OBJECTIVE: Report the number of lines in these entries that contain "screenshot". Write only the number.

RECORDS FOR PROCESSING:
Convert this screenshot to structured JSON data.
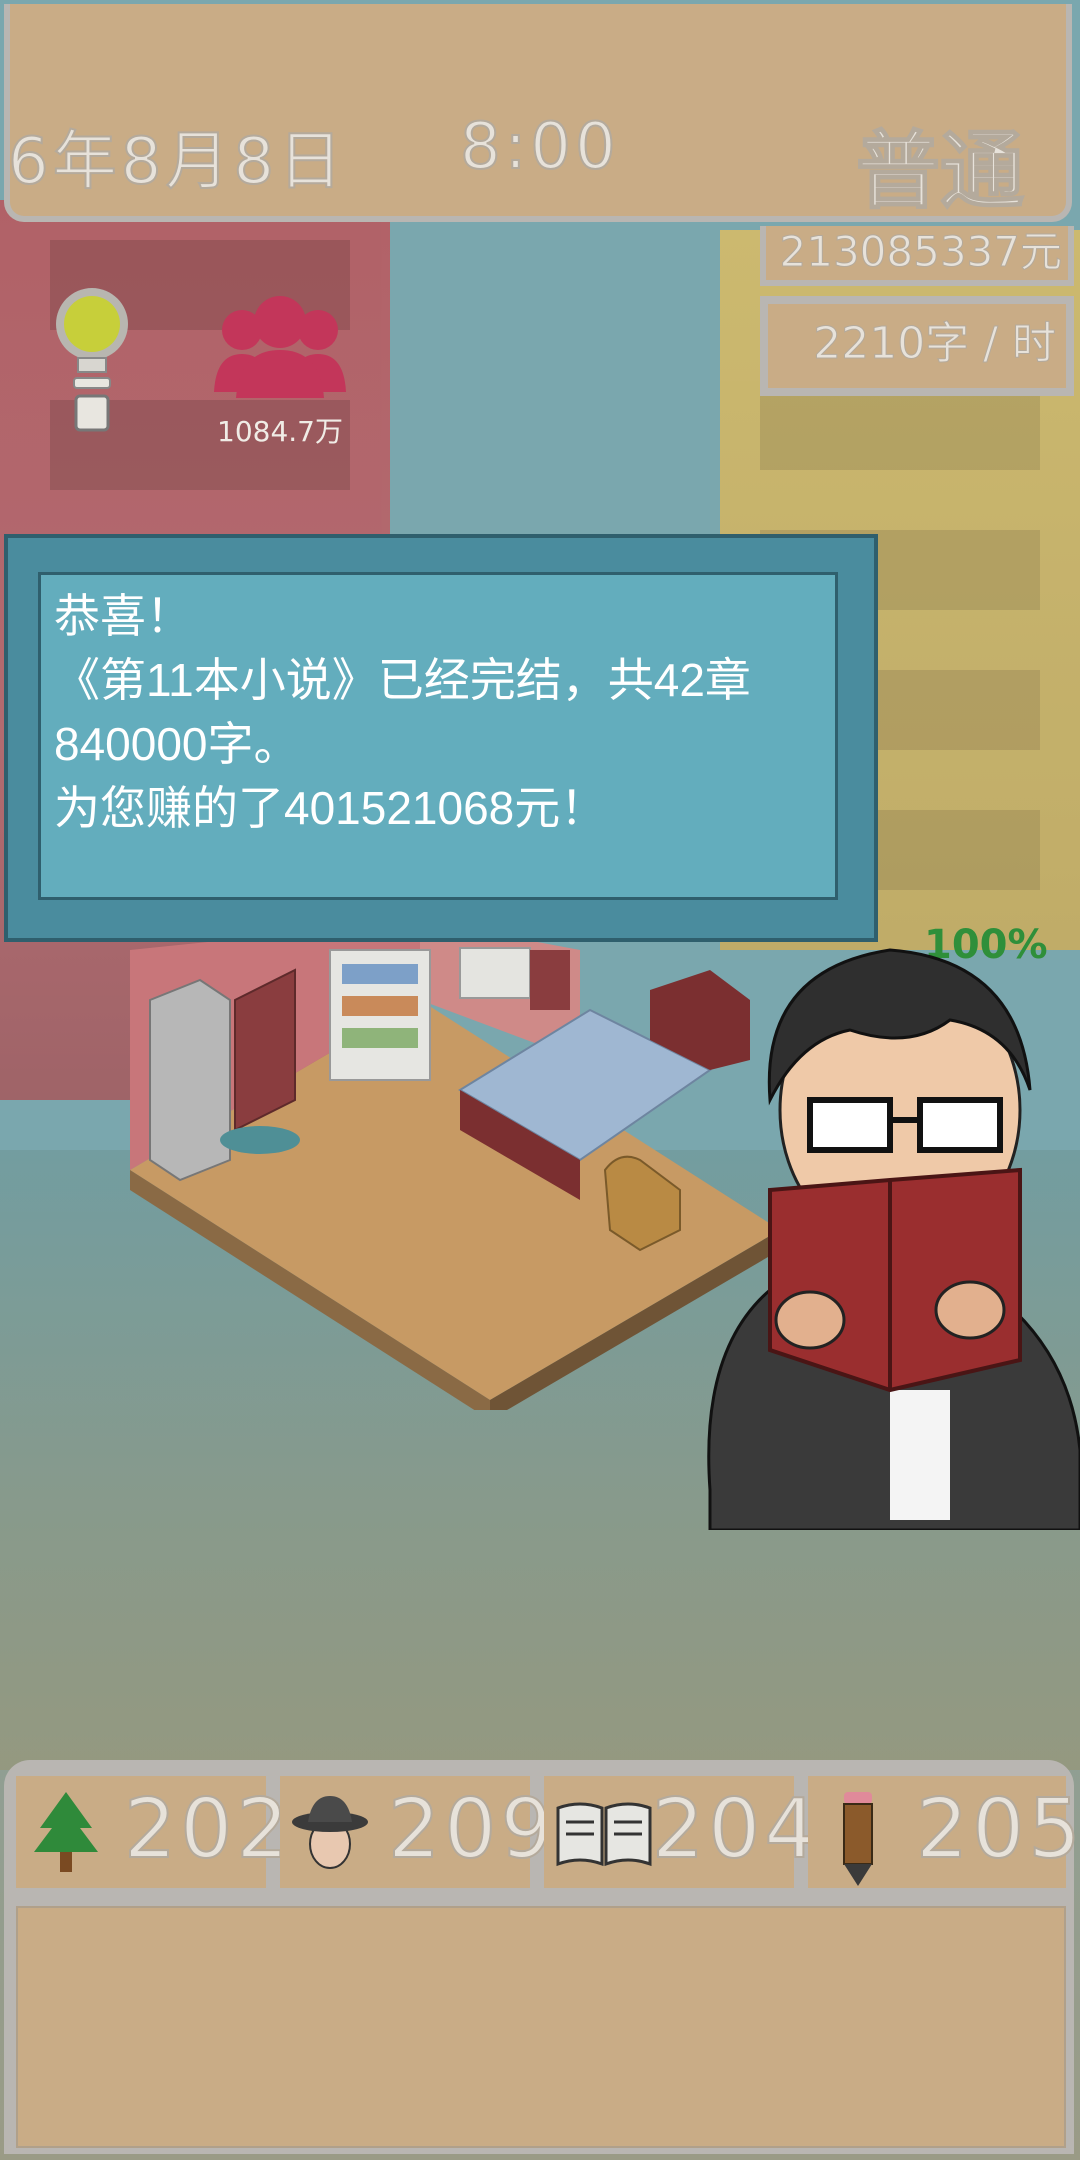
{
  "header": {
    "date": "6年8月8日",
    "time": "8:00",
    "speed": "普通"
  },
  "stats_panel": {
    "money": "213085337元",
    "rate": "2210字 / 时",
    "fans": "1084.7万"
  },
  "dialog": {
    "line1": "恭喜！",
    "line2": "《第11本小说》已经完结，共42章",
    "line3": "840000字。",
    "line4": "为您赚的了401521068元！"
  },
  "progress_percent": "100%",
  "attributes": [
    {
      "icon": "tree-icon",
      "value": "202"
    },
    {
      "icon": "detective-hat-icon",
      "value": "209"
    },
    {
      "icon": "open-book-icon",
      "value": "204"
    },
    {
      "icon": "pencil-icon",
      "value": "205"
    }
  ],
  "colors": {
    "panel": "#c9ac86",
    "border": "#b9b6b2",
    "dialog": "#63adbd",
    "fans": "#c3365a",
    "progress": "#2f8f3a"
  }
}
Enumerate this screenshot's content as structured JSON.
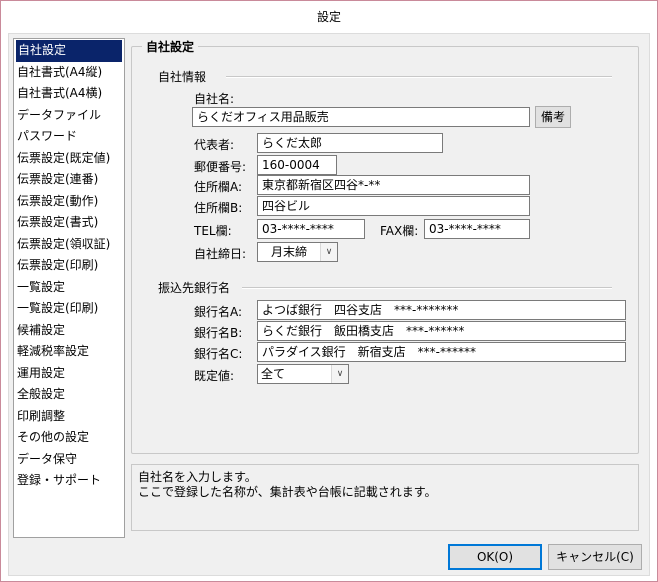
{
  "window": {
    "title": "設定"
  },
  "sidebar": {
    "items": [
      {
        "label": "自社設定",
        "active": true
      },
      {
        "label": "自社書式(A4縦)"
      },
      {
        "label": "自社書式(A4横)"
      },
      {
        "label": "データファイル"
      },
      {
        "label": "パスワード"
      },
      {
        "label": "伝票設定(既定値)"
      },
      {
        "label": "伝票設定(連番)"
      },
      {
        "label": "伝票設定(動作)"
      },
      {
        "label": "伝票設定(書式)"
      },
      {
        "label": "伝票設定(領収証)"
      },
      {
        "label": "伝票設定(印刷)"
      },
      {
        "label": "一覧設定"
      },
      {
        "label": "一覧設定(印刷)"
      },
      {
        "label": "候補設定"
      },
      {
        "label": "軽減税率設定"
      },
      {
        "label": "運用設定"
      },
      {
        "label": "全般設定"
      },
      {
        "label": "印刷調整"
      },
      {
        "label": "その他の設定"
      },
      {
        "label": "データ保守"
      },
      {
        "label": "登録・サポート"
      }
    ]
  },
  "main": {
    "group_title": "自社設定",
    "company": {
      "section_title": "自社情報",
      "name_label": "自社名:",
      "name_value": "らくだオフィス用品販売",
      "memo_button": "備考",
      "rep_label": "代表者:",
      "rep_value": "らくだ太郎",
      "zip_label": "郵便番号:",
      "zip_value": "160-0004",
      "addr_a_label": "住所欄A:",
      "addr_a_value": "東京都新宿区四谷*-**",
      "addr_b_label": "住所欄B:",
      "addr_b_value": "四谷ビル",
      "tel_label": "TEL欄:",
      "tel_value": "03-****-****",
      "fax_label": "FAX欄:",
      "fax_value": "03-****-****",
      "closing_label": "自社締日:",
      "closing_value": "月末締"
    },
    "bank": {
      "section_title": "振込先銀行名",
      "a_label": "銀行名A:",
      "a_value": "よつば銀行　四谷支店　***-*******",
      "b_label": "銀行名B:",
      "b_value": "らくだ銀行　飯田橋支店　***-******",
      "c_label": "銀行名C:",
      "c_value": "パラダイス銀行　新宿支店　***-******",
      "default_label": "既定値:",
      "default_value": "全て"
    }
  },
  "help": {
    "line1": "自社名を入力します。",
    "line2": "ここで登録した名称が、集計表や台帳に記載されます。"
  },
  "buttons": {
    "ok": "OK(O)",
    "cancel": "キャンセル(C)"
  }
}
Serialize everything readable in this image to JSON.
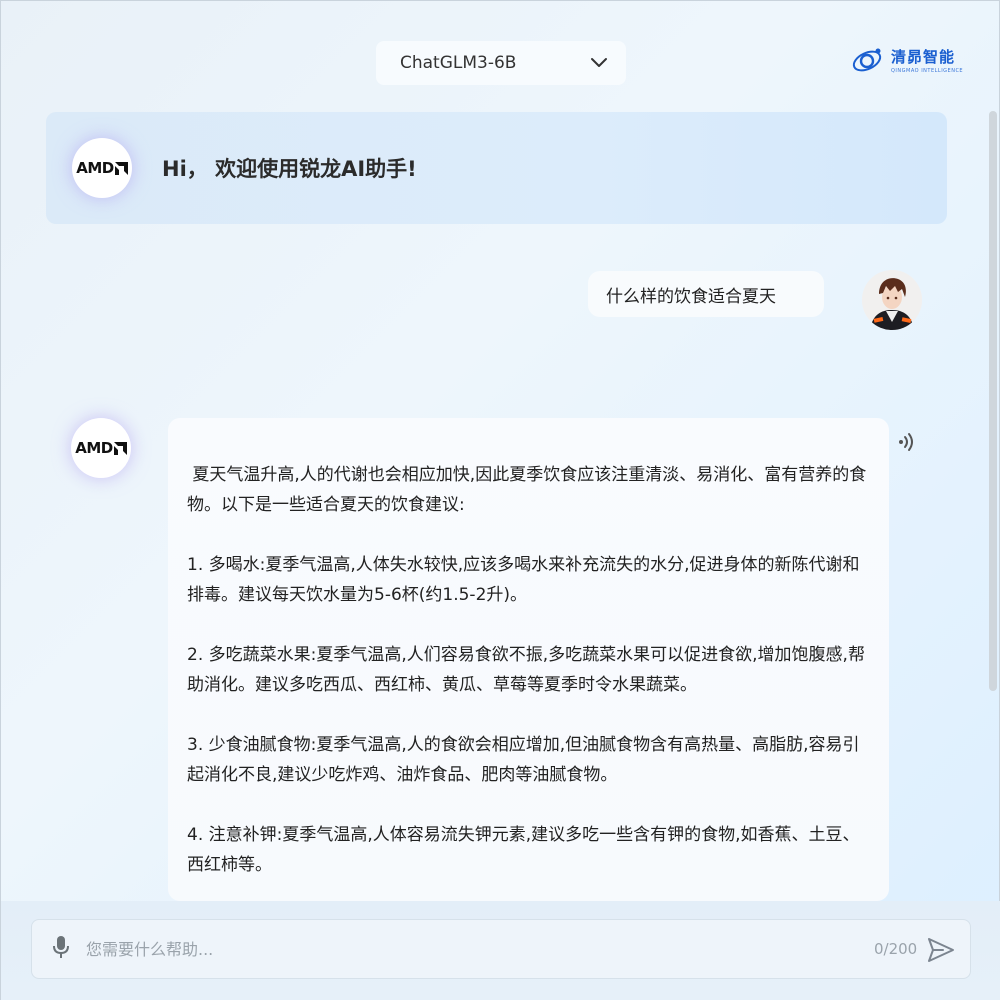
{
  "header": {
    "model_select": {
      "value": "ChatGLM3-6B",
      "icon": "chevron-down-icon"
    },
    "brand": {
      "name_cn": "清昴智能",
      "name_en": "QINGMAO INTELLIGENCE",
      "icon": "brand-logo-icon"
    }
  },
  "welcome": {
    "avatar_text": "AMD",
    "greeting": "Hi， 欢迎使用锐龙AI助手!"
  },
  "conversation": {
    "user_message": "什么样的饮食适合夏天",
    "bot_avatar_text": "AMD",
    "bot_paragraphs": [
      " 夏天气温升高,人的代谢也会相应加快,因此夏季饮食应该注重清淡、易消化、富有营养的食物。以下是一些适合夏天的饮食建议:",
      "1. 多喝水:夏季气温高,人体失水较快,应该多喝水来补充流失的水分,促进身体的新陈代谢和排毒。建议每天饮水量为5-6杯(约1.5-2升)。",
      "2. 多吃蔬菜水果:夏季气温高,人们容易食欲不振,多吃蔬菜水果可以促进食欲,增加饱腹感,帮助消化。建议多吃西瓜、西红柿、黄瓜、草莓等夏季时令水果蔬菜。",
      "3. 少食油腻食物:夏季气温高,人的食欲会相应增加,但油腻食物含有高热量、高脂肪,容易引起消化不良,建议少吃炸鸡、油炸食品、肥肉等油腻食物。",
      "4. 注意补钾:夏季气温高,人体容易流失钾元素,建议多吃一些含有钾的食物,如香蕉、土豆、西红柿等。"
    ],
    "speaker_icon": "speaker-icon"
  },
  "input": {
    "placeholder": "您需要什么帮助...",
    "value": "",
    "counter": "0/200",
    "mic_icon": "microphone-icon",
    "send_icon": "send-icon"
  }
}
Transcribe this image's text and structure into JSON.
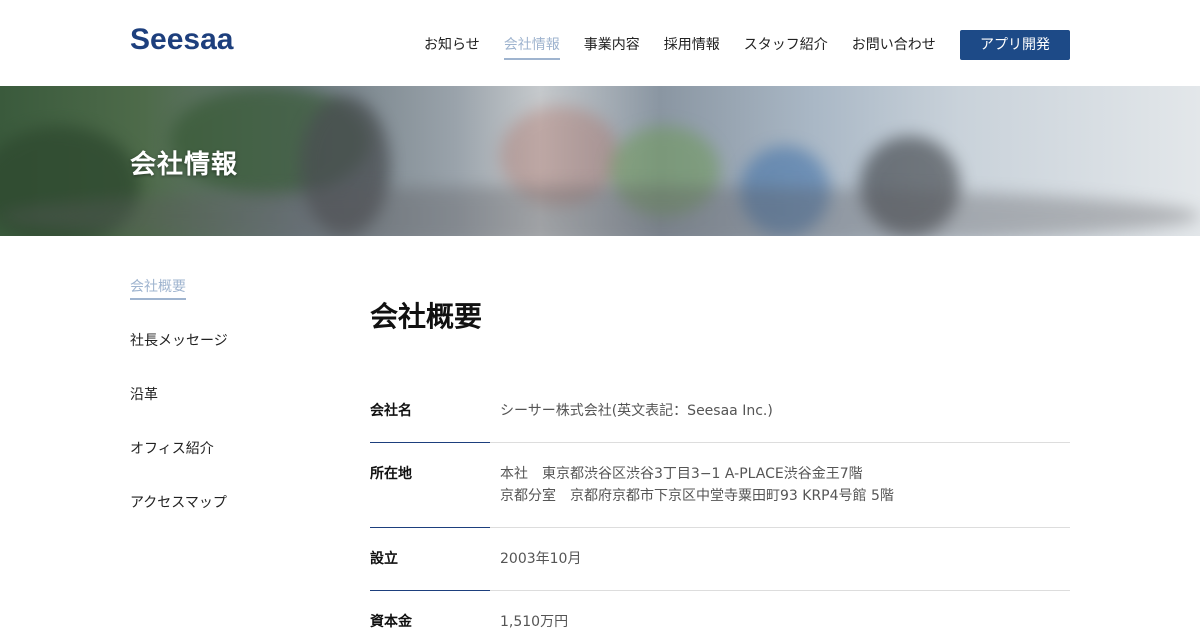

RESULT OF THE TASK: 2